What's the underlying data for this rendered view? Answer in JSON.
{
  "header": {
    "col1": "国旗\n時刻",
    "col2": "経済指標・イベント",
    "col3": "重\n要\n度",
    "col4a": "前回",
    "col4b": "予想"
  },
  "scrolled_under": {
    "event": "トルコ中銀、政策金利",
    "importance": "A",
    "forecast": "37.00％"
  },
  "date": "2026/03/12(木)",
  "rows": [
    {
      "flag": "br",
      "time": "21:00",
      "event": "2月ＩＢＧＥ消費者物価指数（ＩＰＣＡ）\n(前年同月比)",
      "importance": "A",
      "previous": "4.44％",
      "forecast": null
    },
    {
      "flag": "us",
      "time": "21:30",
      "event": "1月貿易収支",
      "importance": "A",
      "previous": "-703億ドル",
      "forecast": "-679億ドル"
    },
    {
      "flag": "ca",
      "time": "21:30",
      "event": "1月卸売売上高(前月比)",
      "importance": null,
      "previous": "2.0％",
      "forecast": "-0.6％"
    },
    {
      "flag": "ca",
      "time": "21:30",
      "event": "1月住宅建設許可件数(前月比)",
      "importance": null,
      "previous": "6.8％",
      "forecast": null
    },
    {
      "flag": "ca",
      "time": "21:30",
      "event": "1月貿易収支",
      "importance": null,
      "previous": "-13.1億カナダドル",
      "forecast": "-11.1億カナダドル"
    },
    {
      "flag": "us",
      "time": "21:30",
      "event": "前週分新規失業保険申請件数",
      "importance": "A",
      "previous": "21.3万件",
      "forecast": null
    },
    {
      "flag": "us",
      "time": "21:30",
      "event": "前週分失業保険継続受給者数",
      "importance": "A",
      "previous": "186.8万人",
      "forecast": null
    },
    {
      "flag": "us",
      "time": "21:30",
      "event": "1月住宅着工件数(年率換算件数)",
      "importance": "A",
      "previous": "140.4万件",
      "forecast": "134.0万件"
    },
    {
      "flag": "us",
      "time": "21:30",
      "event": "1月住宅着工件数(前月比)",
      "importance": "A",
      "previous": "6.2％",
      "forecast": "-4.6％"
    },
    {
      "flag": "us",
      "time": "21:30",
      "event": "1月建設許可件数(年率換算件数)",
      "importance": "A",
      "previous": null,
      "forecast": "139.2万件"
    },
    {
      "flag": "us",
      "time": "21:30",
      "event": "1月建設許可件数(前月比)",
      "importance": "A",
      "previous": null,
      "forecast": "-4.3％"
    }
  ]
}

Problem to solve –
Restate each record word for word.

Exercise result –
What's the underlying data for this rendered view? Answer in JSON.
{
  "header": {
    "col1": "国旗\n時刻",
    "col2": "経済指標・イベント",
    "col3": "重\n要\n度",
    "col4a": "前回",
    "col4b": "予想"
  },
  "scrolled_under": {
    "event": "トルコ中銀、政策金利",
    "importance": "A",
    "forecast": "37.00％"
  },
  "date": "2026/03/12(木)",
  "rows": [
    {
      "flag": "br",
      "time": "21:00",
      "event": "2月ＩＢＧＥ消費者物価指数（ＩＰＣＡ）\n(前年同月比)",
      "importance": "A",
      "previous": "4.44％",
      "forecast": null
    },
    {
      "flag": "us",
      "time": "21:30",
      "event": "1月貿易収支",
      "importance": "A",
      "previous": "-703億ドル",
      "forecast": "-679億ドル"
    },
    {
      "flag": "ca",
      "time": "21:30",
      "event": "1月卸売売上高(前月比)",
      "importance": null,
      "previous": "2.0％",
      "forecast": "-0.6％"
    },
    {
      "flag": "ca",
      "time": "21:30",
      "event": "1月住宅建設許可件数(前月比)",
      "importance": null,
      "previous": "6.8％",
      "forecast": null
    },
    {
      "flag": "ca",
      "time": "21:30",
      "event": "1月貿易収支",
      "importance": null,
      "previous": "-13.1億カナダドル",
      "forecast": "-11.1億カナダドル"
    },
    {
      "flag": "us",
      "time": "21:30",
      "event": "前週分新規失業保険申請件数",
      "importance": "A",
      "previous": "21.3万件",
      "forecast": null
    },
    {
      "flag": "us",
      "time": "21:30",
      "event": "前週分失業保険継続受給者数",
      "importance": "A",
      "previous": "186.8万人",
      "forecast": null
    },
    {
      "flag": "us",
      "time": "21:30",
      "event": "1月住宅着工件数(年率換算件数)",
      "importance": "A",
      "previous": "140.4万件",
      "forecast": "134.0万件"
    },
    {
      "flag": "us",
      "time": "21:30",
      "event": "1月住宅着工件数(前月比)",
      "importance": "A",
      "previous": "6.2％",
      "forecast": "-4.6％"
    },
    {
      "flag": "us",
      "time": "21:30",
      "event": "1月建設許可件数(年率換算件数)",
      "importance": "A",
      "previous": null,
      "forecast": "139.2万件"
    },
    {
      "flag": "us",
      "time": "21:30",
      "event": "1月建設許可件数(前月比)",
      "importance": "A",
      "previous": null,
      "forecast": "-4.3％"
    }
  ]
}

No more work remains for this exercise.